Given exercise. Find every line with the word "rain". Copy those lines.

Records shown.
○ ○ ○ ○

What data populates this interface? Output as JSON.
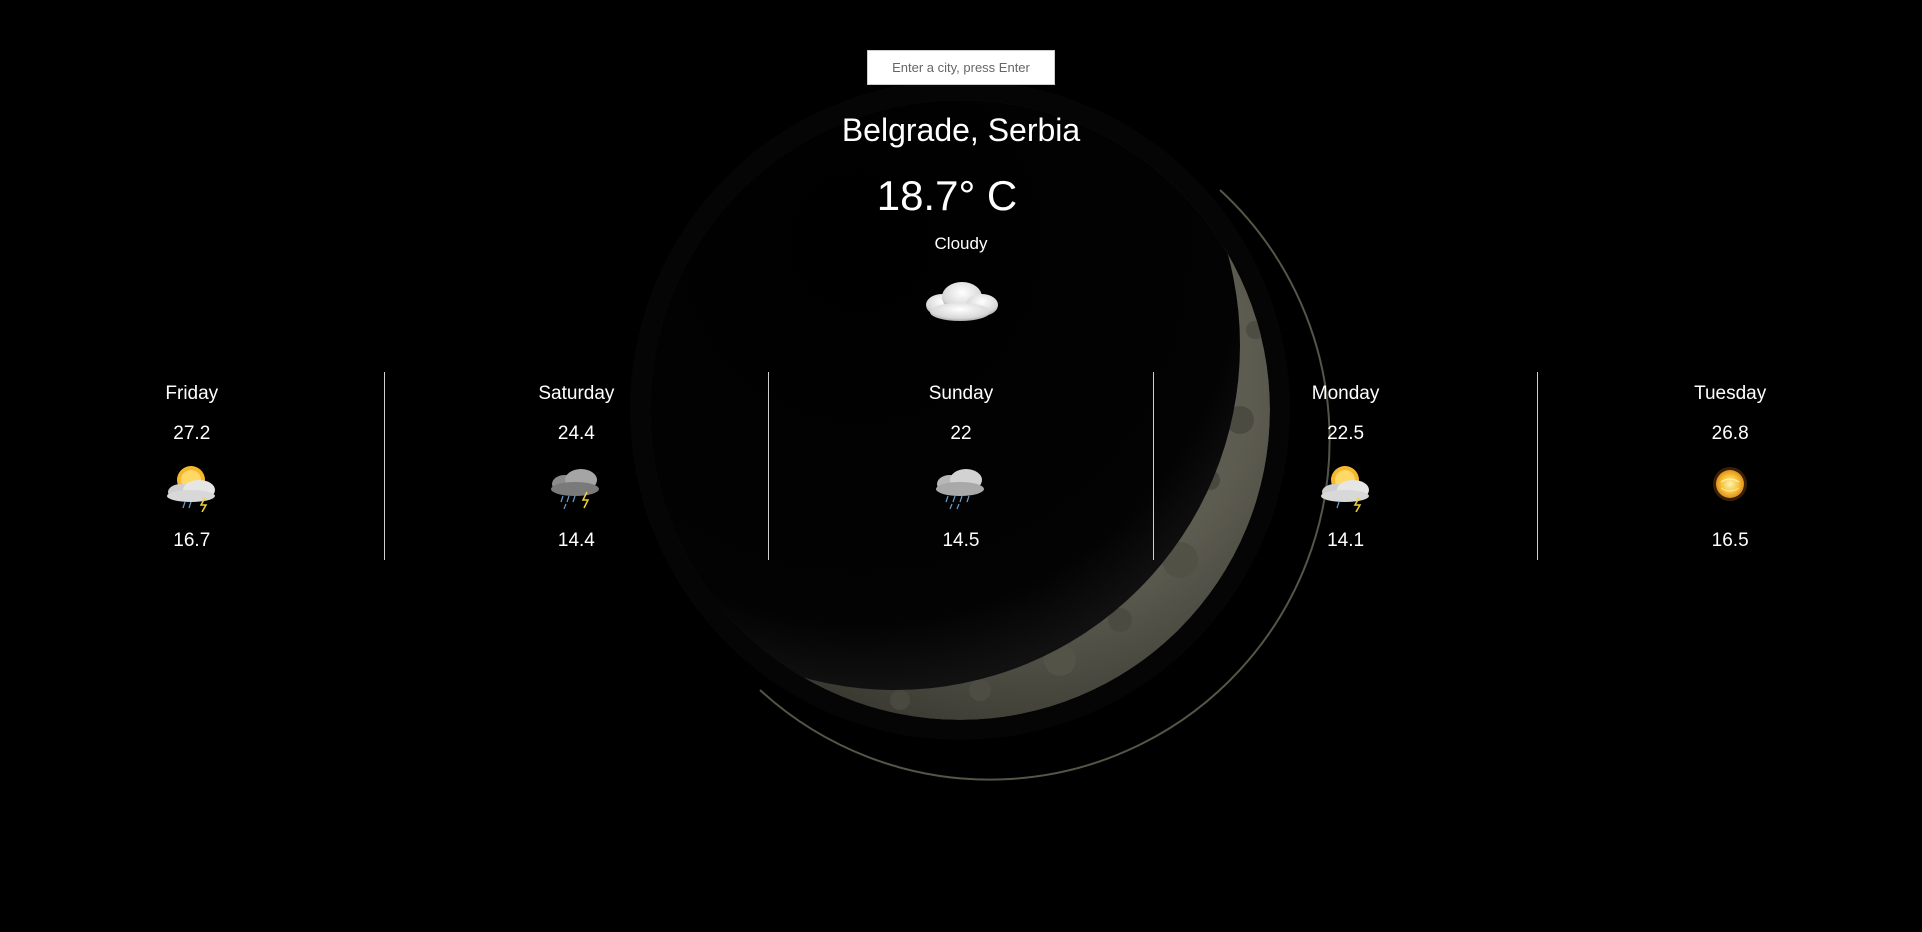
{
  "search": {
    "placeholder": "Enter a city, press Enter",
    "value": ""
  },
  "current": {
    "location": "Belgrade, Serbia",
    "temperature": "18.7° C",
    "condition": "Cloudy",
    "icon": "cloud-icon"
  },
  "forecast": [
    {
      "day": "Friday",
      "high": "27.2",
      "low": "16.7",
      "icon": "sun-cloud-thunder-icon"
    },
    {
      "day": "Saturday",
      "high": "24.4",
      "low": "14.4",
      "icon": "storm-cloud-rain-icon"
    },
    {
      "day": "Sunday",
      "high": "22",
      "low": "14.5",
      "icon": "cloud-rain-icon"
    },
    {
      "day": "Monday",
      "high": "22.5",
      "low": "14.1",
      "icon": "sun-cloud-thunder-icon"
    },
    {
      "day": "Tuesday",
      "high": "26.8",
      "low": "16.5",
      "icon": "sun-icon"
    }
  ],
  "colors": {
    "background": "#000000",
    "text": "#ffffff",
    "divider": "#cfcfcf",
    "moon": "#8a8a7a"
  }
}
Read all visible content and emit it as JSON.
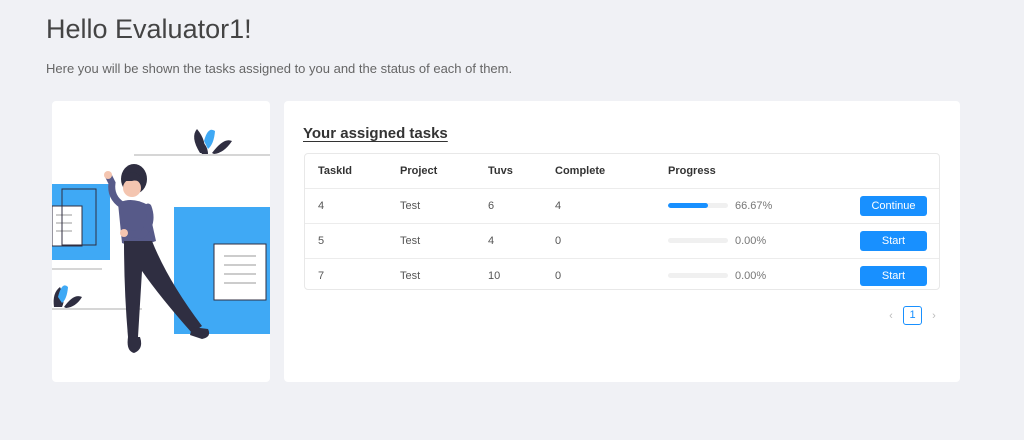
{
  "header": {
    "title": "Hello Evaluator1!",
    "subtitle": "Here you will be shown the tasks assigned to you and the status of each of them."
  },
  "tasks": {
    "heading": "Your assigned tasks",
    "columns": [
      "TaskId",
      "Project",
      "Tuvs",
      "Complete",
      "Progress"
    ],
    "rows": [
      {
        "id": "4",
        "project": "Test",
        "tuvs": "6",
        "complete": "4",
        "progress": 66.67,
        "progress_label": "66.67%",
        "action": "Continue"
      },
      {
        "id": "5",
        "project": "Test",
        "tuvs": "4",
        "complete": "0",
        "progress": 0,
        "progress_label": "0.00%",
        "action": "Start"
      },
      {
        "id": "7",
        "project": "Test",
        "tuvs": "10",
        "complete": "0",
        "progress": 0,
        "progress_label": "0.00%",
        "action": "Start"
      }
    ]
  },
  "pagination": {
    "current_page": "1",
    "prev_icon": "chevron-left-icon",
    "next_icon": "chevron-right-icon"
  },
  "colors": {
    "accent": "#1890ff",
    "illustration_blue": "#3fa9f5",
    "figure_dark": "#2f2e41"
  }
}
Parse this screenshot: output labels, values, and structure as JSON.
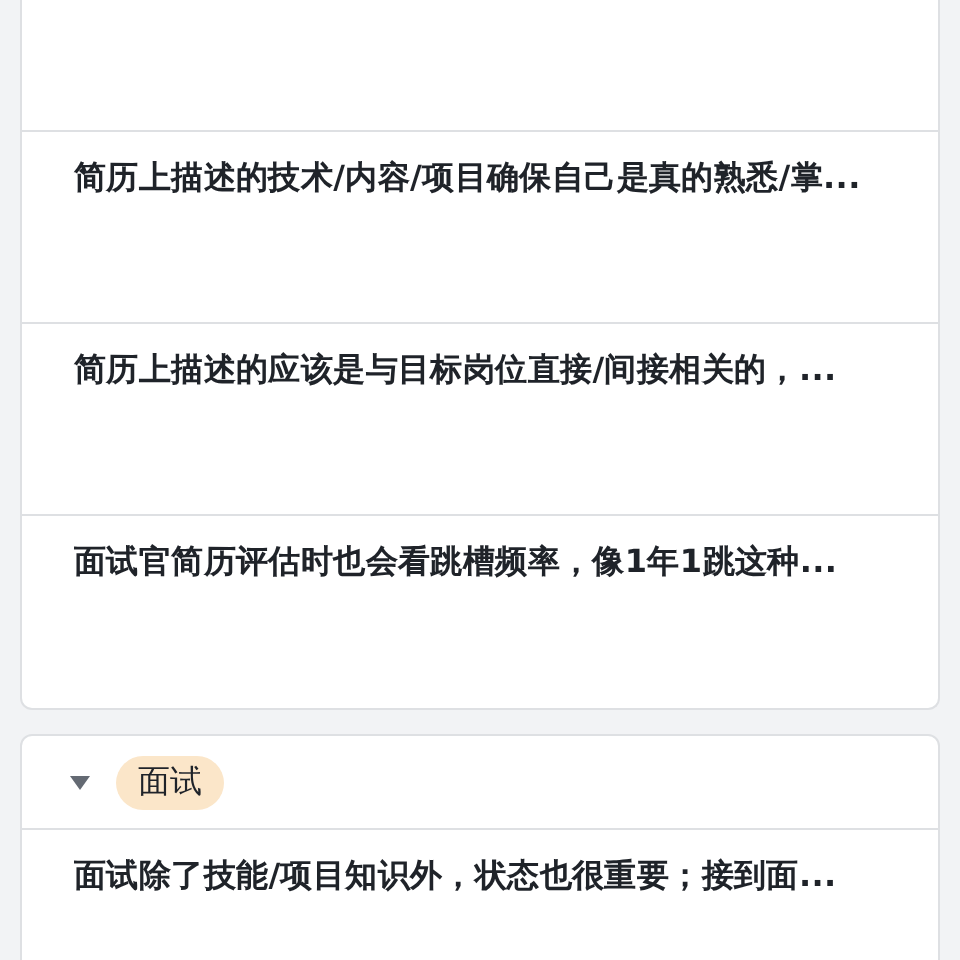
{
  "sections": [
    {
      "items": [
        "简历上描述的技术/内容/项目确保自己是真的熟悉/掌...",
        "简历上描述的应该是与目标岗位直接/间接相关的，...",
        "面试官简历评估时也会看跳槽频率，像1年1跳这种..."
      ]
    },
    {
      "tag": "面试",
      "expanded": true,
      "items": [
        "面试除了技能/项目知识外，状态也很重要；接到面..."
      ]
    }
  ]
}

○ ○ ○ ○

Result for this exercise.
      "icon": "storm-cloud-rain-icon"
      "icon": "cloud-rain-icon"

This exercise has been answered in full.